PROBLEM TO SOLVE -> Transcribe the listing exactly, leaving out every picture.

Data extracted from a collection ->
- - - -

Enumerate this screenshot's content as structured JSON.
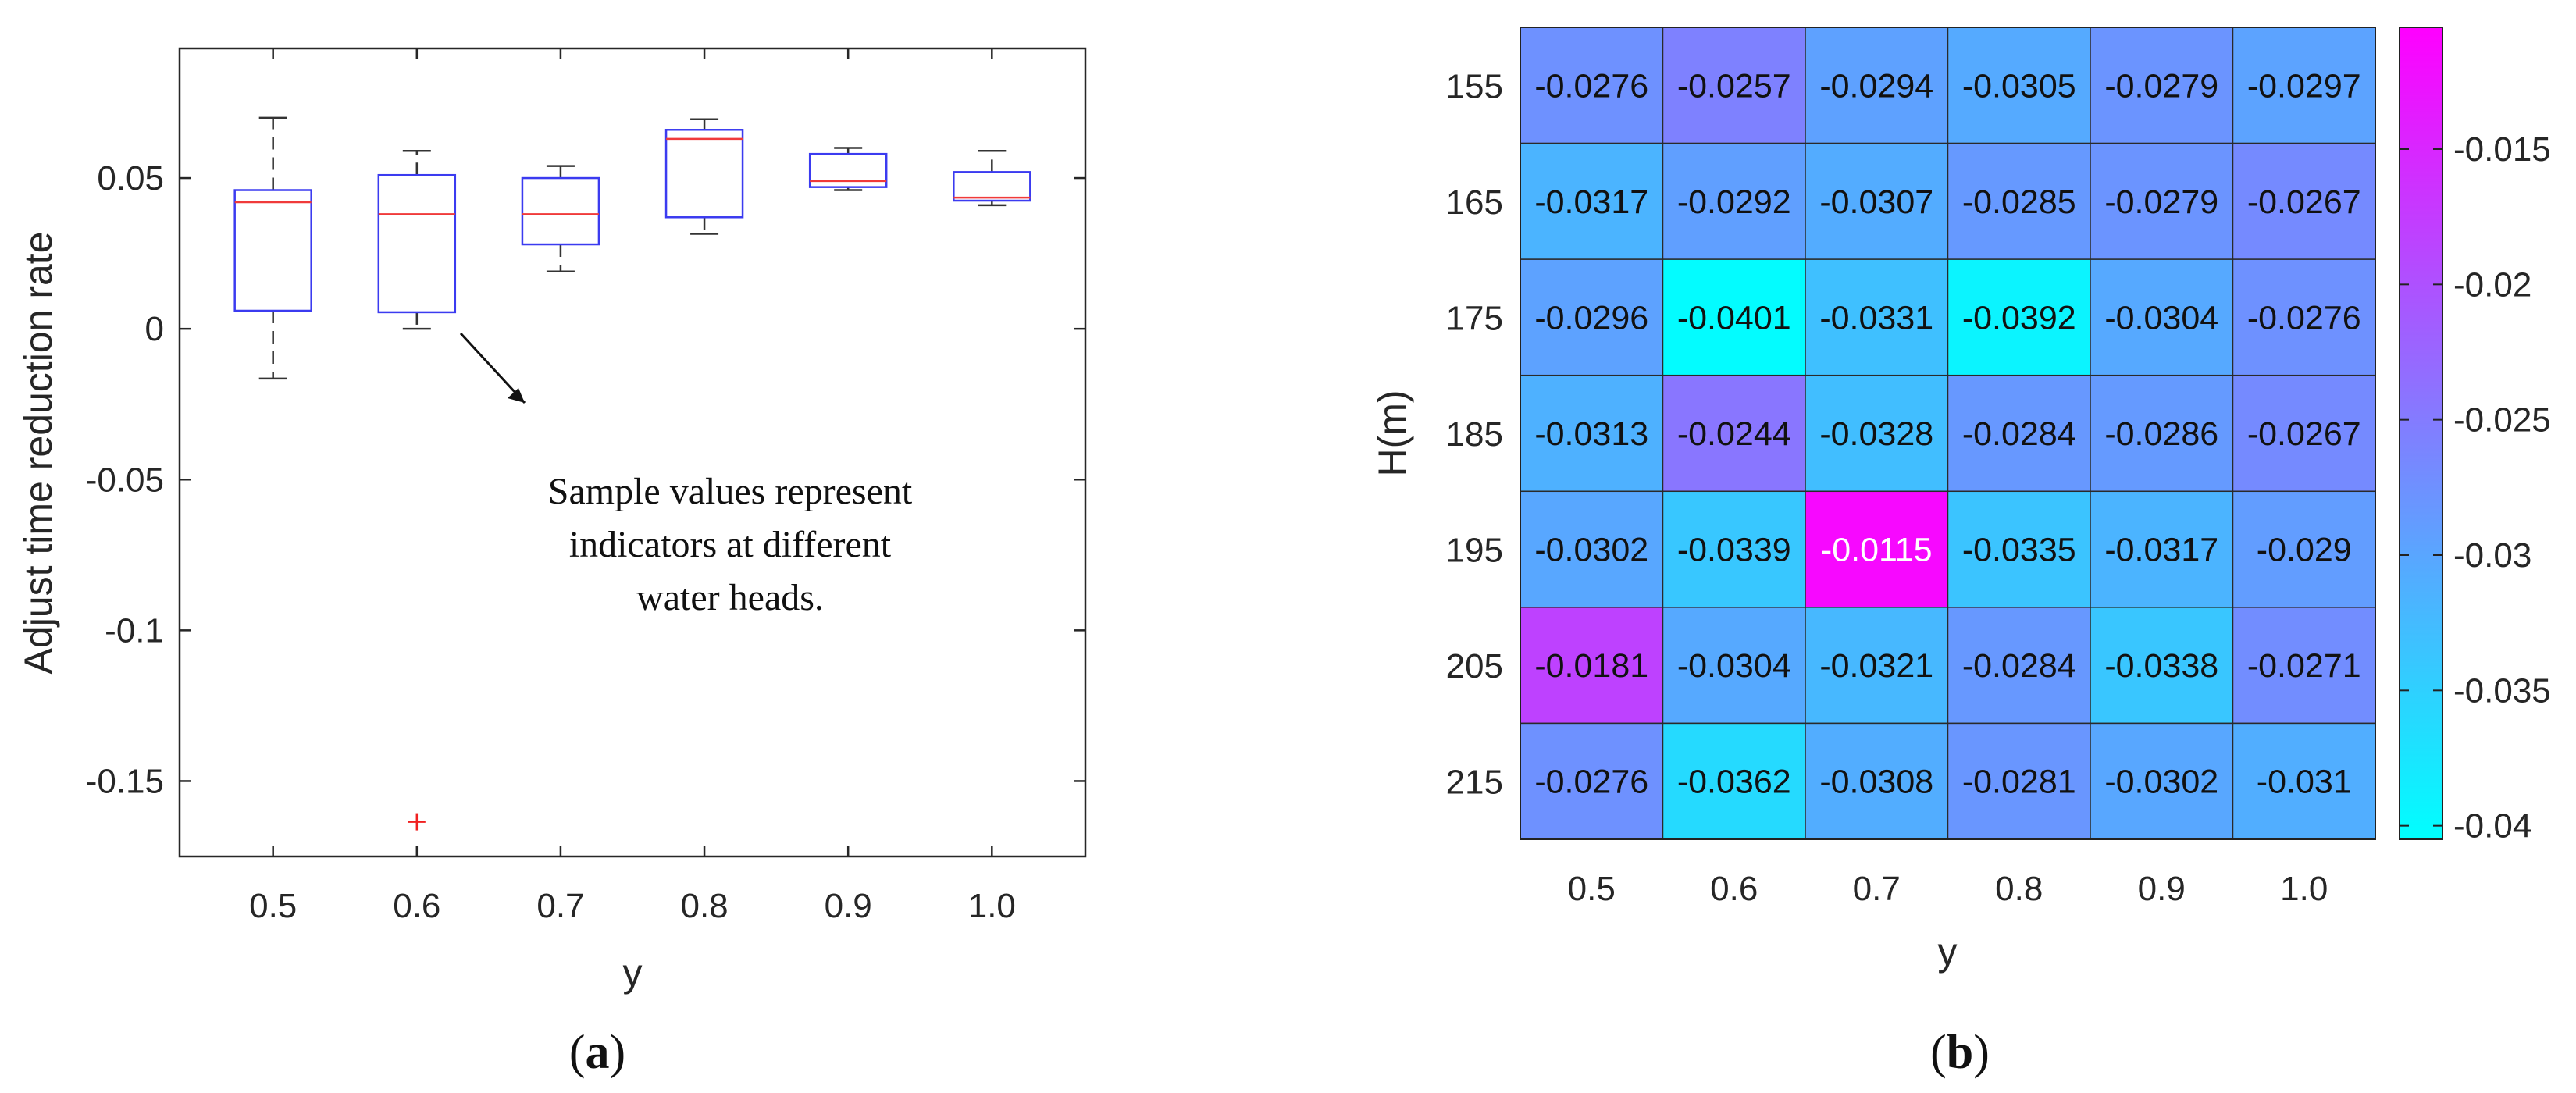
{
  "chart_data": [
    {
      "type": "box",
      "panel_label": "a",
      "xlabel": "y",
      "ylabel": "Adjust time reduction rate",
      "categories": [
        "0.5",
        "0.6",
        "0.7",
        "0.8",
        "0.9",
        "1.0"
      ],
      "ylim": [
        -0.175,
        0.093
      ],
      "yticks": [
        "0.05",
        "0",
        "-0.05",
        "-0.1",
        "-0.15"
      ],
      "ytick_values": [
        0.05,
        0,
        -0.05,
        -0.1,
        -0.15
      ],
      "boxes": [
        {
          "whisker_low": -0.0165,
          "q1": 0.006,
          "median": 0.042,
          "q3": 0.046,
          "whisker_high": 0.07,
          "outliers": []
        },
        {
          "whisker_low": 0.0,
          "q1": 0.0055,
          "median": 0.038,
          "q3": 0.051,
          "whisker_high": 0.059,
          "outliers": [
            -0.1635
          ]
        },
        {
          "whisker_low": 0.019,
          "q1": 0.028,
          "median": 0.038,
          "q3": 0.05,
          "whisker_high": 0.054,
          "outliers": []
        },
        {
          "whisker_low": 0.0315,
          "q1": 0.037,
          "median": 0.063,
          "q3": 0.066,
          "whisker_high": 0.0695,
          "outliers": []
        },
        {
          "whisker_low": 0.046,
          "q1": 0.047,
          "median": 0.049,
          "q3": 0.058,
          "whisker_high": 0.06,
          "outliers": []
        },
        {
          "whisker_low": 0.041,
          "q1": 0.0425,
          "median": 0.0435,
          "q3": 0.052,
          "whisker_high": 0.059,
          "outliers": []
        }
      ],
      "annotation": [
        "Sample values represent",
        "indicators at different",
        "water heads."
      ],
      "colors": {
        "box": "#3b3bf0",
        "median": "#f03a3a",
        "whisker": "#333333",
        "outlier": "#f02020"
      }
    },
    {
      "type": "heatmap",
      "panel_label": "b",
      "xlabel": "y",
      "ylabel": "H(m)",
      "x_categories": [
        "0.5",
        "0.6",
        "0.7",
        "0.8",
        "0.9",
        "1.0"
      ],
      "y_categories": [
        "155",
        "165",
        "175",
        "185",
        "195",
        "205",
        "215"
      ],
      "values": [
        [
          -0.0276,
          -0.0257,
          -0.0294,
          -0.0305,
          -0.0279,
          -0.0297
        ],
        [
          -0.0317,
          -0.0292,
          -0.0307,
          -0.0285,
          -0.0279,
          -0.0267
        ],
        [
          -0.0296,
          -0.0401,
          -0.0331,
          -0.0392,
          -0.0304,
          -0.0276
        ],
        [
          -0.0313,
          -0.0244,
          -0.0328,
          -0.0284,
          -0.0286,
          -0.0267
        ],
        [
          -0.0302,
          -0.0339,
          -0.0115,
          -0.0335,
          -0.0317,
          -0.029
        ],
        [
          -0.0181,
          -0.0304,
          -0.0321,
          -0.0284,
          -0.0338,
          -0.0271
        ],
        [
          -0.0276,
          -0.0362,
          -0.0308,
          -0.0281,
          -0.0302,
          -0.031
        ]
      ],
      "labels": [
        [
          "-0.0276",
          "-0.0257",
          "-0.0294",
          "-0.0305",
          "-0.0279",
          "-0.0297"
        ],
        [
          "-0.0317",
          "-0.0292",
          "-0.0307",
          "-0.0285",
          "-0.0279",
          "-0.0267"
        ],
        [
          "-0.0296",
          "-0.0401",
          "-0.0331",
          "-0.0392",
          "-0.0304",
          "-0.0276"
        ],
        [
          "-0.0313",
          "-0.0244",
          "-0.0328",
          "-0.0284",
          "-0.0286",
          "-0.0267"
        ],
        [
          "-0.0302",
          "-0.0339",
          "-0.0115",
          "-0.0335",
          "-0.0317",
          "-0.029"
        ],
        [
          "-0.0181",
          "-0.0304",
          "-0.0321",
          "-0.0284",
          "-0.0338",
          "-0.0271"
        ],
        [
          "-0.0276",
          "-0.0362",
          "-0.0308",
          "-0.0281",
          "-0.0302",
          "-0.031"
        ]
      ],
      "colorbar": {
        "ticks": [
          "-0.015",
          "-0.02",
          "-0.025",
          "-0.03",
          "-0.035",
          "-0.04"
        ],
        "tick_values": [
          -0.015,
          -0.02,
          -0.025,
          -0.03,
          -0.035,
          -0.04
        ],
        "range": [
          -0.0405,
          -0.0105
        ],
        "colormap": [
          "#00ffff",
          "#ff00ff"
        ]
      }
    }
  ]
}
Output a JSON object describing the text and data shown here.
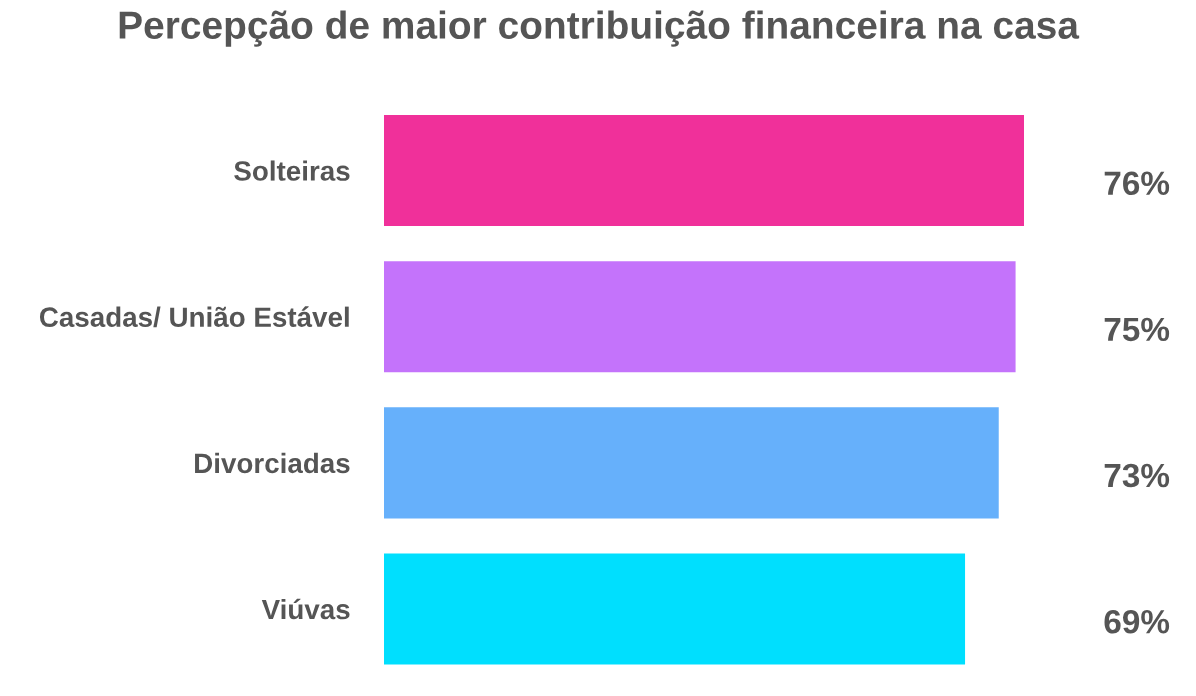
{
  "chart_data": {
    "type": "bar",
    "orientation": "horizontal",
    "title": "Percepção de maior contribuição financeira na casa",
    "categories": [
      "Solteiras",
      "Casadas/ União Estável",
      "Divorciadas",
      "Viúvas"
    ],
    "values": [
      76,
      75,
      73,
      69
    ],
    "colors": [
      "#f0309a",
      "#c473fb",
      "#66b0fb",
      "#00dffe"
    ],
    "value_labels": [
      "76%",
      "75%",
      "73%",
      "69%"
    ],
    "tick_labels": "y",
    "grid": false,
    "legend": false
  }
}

- - - -

RESULT OF THIS TASK ->
Enumerate this screenshot's content as structured JSON.
{
  "chart_data": [
    {
      "type": "box",
      "panel_label": "a",
      "xlabel": "y",
      "ylabel": "Adjust time reduction rate",
      "categories": [
        "0.5",
        "0.6",
        "0.7",
        "0.8",
        "0.9",
        "1.0"
      ],
      "ylim": [
        -0.175,
        0.093
      ],
      "yticks": [
        "0.05",
        "0",
        "-0.05",
        "-0.1",
        "-0.15"
      ],
      "ytick_values": [
        0.05,
        0,
        -0.05,
        -0.1,
        -0.15
      ],
      "boxes": [
        {
          "whisker_low": -0.0165,
          "q1": 0.006,
          "median": 0.042,
          "q3": 0.046,
          "whisker_high": 0.07,
          "outliers": []
        },
        {
          "whisker_low": 0.0,
          "q1": 0.0055,
          "median": 0.038,
          "q3": 0.051,
          "whisker_high": 0.059,
          "outliers": [
            -0.1635
          ]
        },
        {
          "whisker_low": 0.019,
          "q1": 0.028,
          "median": 0.038,
          "q3": 0.05,
          "whisker_high": 0.054,
          "outliers": []
        },
        {
          "whisker_low": 0.0315,
          "q1": 0.037,
          "median": 0.063,
          "q3": 0.066,
          "whisker_high": 0.0695,
          "outliers": []
        },
        {
          "whisker_low": 0.046,
          "q1": 0.047,
          "median": 0.049,
          "q3": 0.058,
          "whisker_high": 0.06,
          "outliers": []
        },
        {
          "whisker_low": 0.041,
          "q1": 0.0425,
          "median": 0.0435,
          "q3": 0.052,
          "whisker_high": 0.059,
          "outliers": []
        }
      ],
      "annotation": [
        "Sample values represent",
        "indicators at different",
        "water heads."
      ],
      "colors": {
        "box": "#3b3bf0",
        "median": "#f03a3a",
        "whisker": "#333333",
        "outlier": "#f02020"
      }
    },
    {
      "type": "heatmap",
      "panel_label": "b",
      "xlabel": "y",
      "ylabel": "H(m)",
      "x_categories": [
        "0.5",
        "0.6",
        "0.7",
        "0.8",
        "0.9",
        "1.0"
      ],
      "y_categories": [
        "155",
        "165",
        "175",
        "185",
        "195",
        "205",
        "215"
      ],
      "values": [
        [
          -0.0276,
          -0.0257,
          -0.0294,
          -0.0305,
          -0.0279,
          -0.0297
        ],
        [
          -0.0317,
          -0.0292,
          -0.0307,
          -0.0285,
          -0.0279,
          -0.0267
        ],
        [
          -0.0296,
          -0.0401,
          -0.0331,
          -0.0392,
          -0.0304,
          -0.0276
        ],
        [
          -0.0313,
          -0.0244,
          -0.0328,
          -0.0284,
          -0.0286,
          -0.0267
        ],
        [
          -0.0302,
          -0.0339,
          -0.0115,
          -0.0335,
          -0.0317,
          -0.029
        ],
        [
          -0.0181,
          -0.0304,
          -0.0321,
          -0.0284,
          -0.0338,
          -0.0271
        ],
        [
          -0.0276,
          -0.0362,
          -0.0308,
          -0.0281,
          -0.0302,
          -0.031
        ]
      ],
      "labels": [
        [
          "-0.0276",
          "-0.0257",
          "-0.0294",
          "-0.0305",
          "-0.0279",
          "-0.0297"
        ],
        [
          "-0.0317",
          "-0.0292",
          "-0.0307",
          "-0.0285",
          "-0.0279",
          "-0.0267"
        ],
        [
          "-0.0296",
          "-0.0401",
          "-0.0331",
          "-0.0392",
          "-0.0304",
          "-0.0276"
        ],
        [
          "-0.0313",
          "-0.0244",
          "-0.0328",
          "-0.0284",
          "-0.0286",
          "-0.0267"
        ],
        [
          "-0.0302",
          "-0.0339",
          "-0.0115",
          "-0.0335",
          "-0.0317",
          "-0.029"
        ],
        [
          "-0.0181",
          "-0.0304",
          "-0.0321",
          "-0.0284",
          "-0.0338",
          "-0.0271"
        ],
        [
          "-0.0276",
          "-0.0362",
          "-0.0308",
          "-0.0281",
          "-0.0302",
          "-0.031"
        ]
      ],
      "colorbar": {
        "ticks": [
          "-0.015",
          "-0.02",
          "-0.025",
          "-0.03",
          "-0.035",
          "-0.04"
        ],
        "tick_values": [
          -0.015,
          -0.02,
          -0.025,
          -0.03,
          -0.035,
          -0.04
        ],
        "range": [
          -0.0405,
          -0.0105
        ],
        "colormap": [
          "#00ffff",
          "#ff00ff"
        ]
      }
    }
  ]
}
Output a JSON object describing the text and data shown here.
{
  "chart_data": {
    "type": "bar",
    "orientation": "horizontal",
    "title": "Percepção de maior contribuição financeira na casa",
    "categories": [
      "Solteiras",
      "Casadas/ União Estável",
      "Divorciadas",
      "Viúvas"
    ],
    "values": [
      76,
      75,
      73,
      69
    ],
    "colors": [
      "#f0309a",
      "#c473fb",
      "#66b0fb",
      "#00dffe"
    ],
    "value_labels": [
      "76%",
      "75%",
      "73%",
      "69%"
    ],
    "tick_labels": "y",
    "grid": false,
    "legend": false
  }
}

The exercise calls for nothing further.